# TO BE DONE
Output the material below in full, exactly as it is.

# Data excerpts
>>>>>

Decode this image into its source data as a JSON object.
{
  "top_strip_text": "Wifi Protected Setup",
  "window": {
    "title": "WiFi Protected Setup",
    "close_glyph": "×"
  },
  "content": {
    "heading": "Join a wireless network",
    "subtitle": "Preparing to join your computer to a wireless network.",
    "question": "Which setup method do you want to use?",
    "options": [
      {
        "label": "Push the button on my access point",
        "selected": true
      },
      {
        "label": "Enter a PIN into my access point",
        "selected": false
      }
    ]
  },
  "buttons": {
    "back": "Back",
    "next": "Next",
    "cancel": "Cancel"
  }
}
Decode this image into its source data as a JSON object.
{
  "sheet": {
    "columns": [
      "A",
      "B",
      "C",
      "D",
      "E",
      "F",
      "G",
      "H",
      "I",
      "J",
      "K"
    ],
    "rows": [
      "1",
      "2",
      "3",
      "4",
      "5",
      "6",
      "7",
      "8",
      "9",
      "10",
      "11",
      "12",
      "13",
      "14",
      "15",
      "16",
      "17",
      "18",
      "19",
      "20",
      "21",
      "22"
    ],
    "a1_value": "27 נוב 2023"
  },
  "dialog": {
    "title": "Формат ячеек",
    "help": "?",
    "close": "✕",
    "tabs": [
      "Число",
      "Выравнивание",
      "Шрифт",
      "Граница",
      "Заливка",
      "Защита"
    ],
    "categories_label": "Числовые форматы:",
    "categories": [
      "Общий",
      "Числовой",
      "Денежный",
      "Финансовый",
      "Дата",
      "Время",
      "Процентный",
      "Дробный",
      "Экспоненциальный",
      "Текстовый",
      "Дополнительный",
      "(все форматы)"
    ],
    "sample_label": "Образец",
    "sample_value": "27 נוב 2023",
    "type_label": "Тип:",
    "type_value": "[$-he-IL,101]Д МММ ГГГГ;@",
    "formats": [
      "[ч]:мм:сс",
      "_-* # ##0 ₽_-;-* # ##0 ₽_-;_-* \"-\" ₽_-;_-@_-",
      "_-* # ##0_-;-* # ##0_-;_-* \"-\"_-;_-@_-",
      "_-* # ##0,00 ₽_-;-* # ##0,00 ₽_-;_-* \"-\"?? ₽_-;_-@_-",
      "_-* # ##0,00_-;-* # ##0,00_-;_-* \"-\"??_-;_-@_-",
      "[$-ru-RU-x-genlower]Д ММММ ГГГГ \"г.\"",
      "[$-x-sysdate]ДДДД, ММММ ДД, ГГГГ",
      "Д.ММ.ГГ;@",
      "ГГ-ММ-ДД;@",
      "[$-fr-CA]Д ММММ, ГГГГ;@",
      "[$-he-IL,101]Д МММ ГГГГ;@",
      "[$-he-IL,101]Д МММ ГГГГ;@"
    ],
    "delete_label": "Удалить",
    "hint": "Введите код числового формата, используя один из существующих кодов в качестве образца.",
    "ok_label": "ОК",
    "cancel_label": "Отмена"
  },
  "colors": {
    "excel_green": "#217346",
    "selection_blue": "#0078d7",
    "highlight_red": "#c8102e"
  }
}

<<<<<

# ANSWER TO THE TASK
Decode this image into its source data as a JSON object.
{
  "top_strip_text": "Wifi Protected Setup",
  "window": {
    "title": "WiFi Protected Setup",
    "close_glyph": "×"
  },
  "content": {
    "heading": "Join a wireless network",
    "subtitle": "Preparing to join your computer to a wireless network.",
    "question": "Which setup method do you want to use?",
    "options": [
      {
        "label": "Push the button on my access point",
        "selected": true
      },
      {
        "label": "Enter a PIN into my access point",
        "selected": false
      }
    ]
  },
  "buttons": {
    "back": "Back",
    "next": "Next",
    "cancel": "Cancel"
  }
}
Decode this image into its source data as a JSON object.
{
  "sheet": {
    "columns": [
      "A",
      "B",
      "C",
      "D",
      "E",
      "F",
      "G",
      "H",
      "I",
      "J",
      "K"
    ],
    "rows": [
      "1",
      "2",
      "3",
      "4",
      "5",
      "6",
      "7",
      "8",
      "9",
      "10",
      "11",
      "12",
      "13",
      "14",
      "15",
      "16",
      "17",
      "18",
      "19",
      "20",
      "21",
      "22"
    ],
    "a1_value": "27 נוב 2023"
  },
  "dialog": {
    "title": "Формат ячеек",
    "help": "?",
    "close": "✕",
    "tabs": [
      "Число",
      "Выравнивание",
      "Шрифт",
      "Граница",
      "Заливка",
      "Защита"
    ],
    "categories_label": "Числовые форматы:",
    "categories": [
      "Общий",
      "Числовой",
      "Денежный",
      "Финансовый",
      "Дата",
      "Время",
      "Процентный",
      "Дробный",
      "Экспоненциальный",
      "Текстовый",
      "Дополнительный",
      "(все форматы)"
    ],
    "sample_label": "Образец",
    "sample_value": "27 נוב 2023",
    "type_label": "Тип:",
    "type_value": "[$-he-IL,101]Д МММ ГГГГ;@",
    "formats": [
      "[ч]:мм:сс",
      "_-* # ##0 ₽_-;-* # ##0 ₽_-;_-* \"-\" ₽_-;_-@_-",
      "_-* # ##0_-;-* # ##0_-;_-* \"-\"_-;_-@_-",
      "_-* # ##0,00 ₽_-;-* # ##0,00 ₽_-;_-* \"-\"?? ₽_-;_-@_-",
      "_-* # ##0,00_-;-* # ##0,00_-;_-* \"-\"??_-;_-@_-",
      "[$-ru-RU-x-genlower]Д ММММ ГГГГ \"г.\"",
      "[$-x-sysdate]ДДДД, ММММ ДД, ГГГГ",
      "Д.ММ.ГГ;@",
      "ГГ-ММ-ДД;@",
      "[$-fr-CA]Д ММММ, ГГГГ;@",
      "[$-he-IL,101]Д МММ ГГГГ;@",
      "[$-he-IL,101]Д МММ ГГГГ;@"
    ],
    "delete_label": "Удалить",
    "hint": "Введите код числового формата, используя один из существующих кодов в качестве образца.",
    "ok_label": "ОК",
    "cancel_label": "Отмена"
  },
  "colors": {
    "excel_green": "#217346",
    "selection_blue": "#0078d7",
    "highlight_red": "#c8102e"
  }
}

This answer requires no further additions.